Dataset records
----------------------------------------
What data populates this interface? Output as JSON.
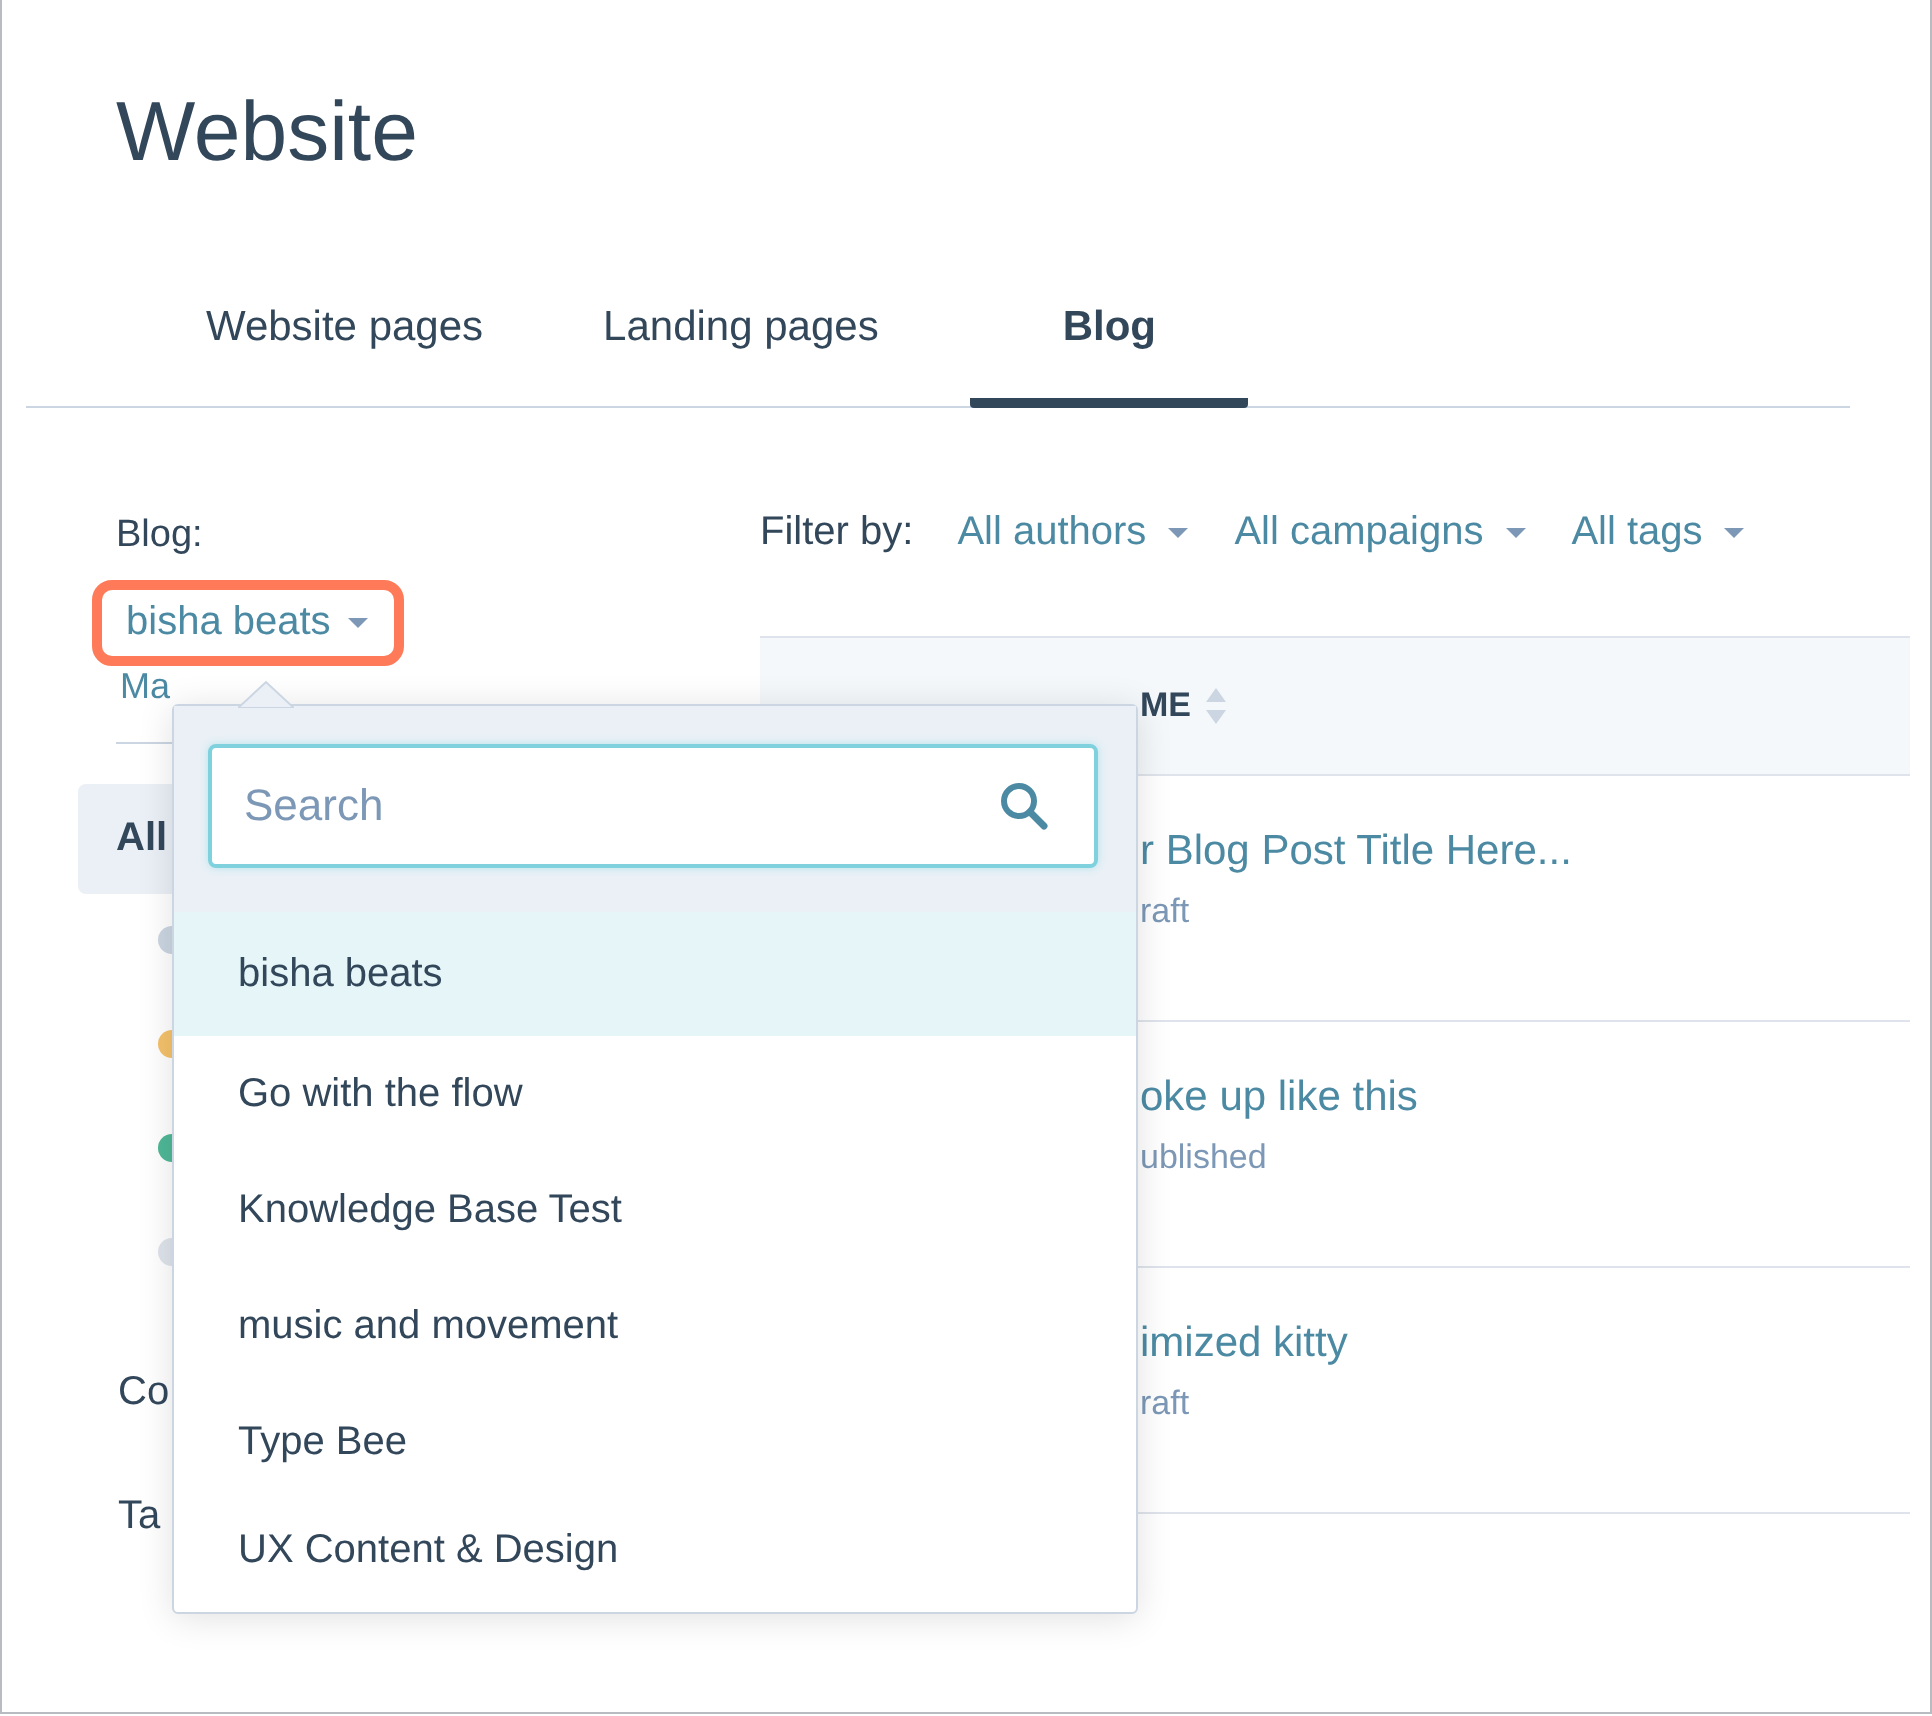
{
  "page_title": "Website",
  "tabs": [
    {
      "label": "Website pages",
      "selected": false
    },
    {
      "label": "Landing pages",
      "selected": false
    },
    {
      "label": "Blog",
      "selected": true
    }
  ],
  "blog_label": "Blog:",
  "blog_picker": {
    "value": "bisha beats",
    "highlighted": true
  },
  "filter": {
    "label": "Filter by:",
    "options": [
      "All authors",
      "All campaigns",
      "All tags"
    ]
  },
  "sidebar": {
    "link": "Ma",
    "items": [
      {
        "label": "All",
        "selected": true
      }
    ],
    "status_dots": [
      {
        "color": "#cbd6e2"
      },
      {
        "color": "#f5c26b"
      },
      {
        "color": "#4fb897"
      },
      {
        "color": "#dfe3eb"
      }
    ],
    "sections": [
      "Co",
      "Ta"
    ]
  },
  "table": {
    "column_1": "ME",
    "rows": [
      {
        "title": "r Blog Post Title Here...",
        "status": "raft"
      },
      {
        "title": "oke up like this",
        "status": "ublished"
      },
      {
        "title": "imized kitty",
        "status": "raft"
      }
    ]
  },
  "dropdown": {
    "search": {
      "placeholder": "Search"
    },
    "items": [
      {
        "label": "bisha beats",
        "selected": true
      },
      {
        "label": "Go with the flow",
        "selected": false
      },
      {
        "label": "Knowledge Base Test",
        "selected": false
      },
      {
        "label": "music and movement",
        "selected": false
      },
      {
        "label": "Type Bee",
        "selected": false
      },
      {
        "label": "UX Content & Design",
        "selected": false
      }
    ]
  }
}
----------------------------------------
**What you need to do**
Print out every entry above without changing a word, and leave out the pictures.

**Worked answer**
What data populates this interface? Output as JSON.
{
  "page_title": "Website",
  "tabs": [
    {
      "label": "Website pages",
      "selected": false
    },
    {
      "label": "Landing pages",
      "selected": false
    },
    {
      "label": "Blog",
      "selected": true
    }
  ],
  "blog_label": "Blog:",
  "blog_picker": {
    "value": "bisha beats",
    "highlighted": true
  },
  "filter": {
    "label": "Filter by:",
    "options": [
      "All authors",
      "All campaigns",
      "All tags"
    ]
  },
  "sidebar": {
    "link": "Ma",
    "items": [
      {
        "label": "All",
        "selected": true
      }
    ],
    "status_dots": [
      {
        "color": "#cbd6e2"
      },
      {
        "color": "#f5c26b"
      },
      {
        "color": "#4fb897"
      },
      {
        "color": "#dfe3eb"
      }
    ],
    "sections": [
      "Co",
      "Ta"
    ]
  },
  "table": {
    "column_1": "ME",
    "rows": [
      {
        "title": "r Blog Post Title Here...",
        "status": "raft"
      },
      {
        "title": "oke up like this",
        "status": "ublished"
      },
      {
        "title": "imized kitty",
        "status": "raft"
      }
    ]
  },
  "dropdown": {
    "search": {
      "placeholder": "Search"
    },
    "items": [
      {
        "label": "bisha beats",
        "selected": true
      },
      {
        "label": "Go with the flow",
        "selected": false
      },
      {
        "label": "Knowledge Base Test",
        "selected": false
      },
      {
        "label": "music and movement",
        "selected": false
      },
      {
        "label": "Type Bee",
        "selected": false
      },
      {
        "label": "UX Content & Design",
        "selected": false
      }
    ]
  }
}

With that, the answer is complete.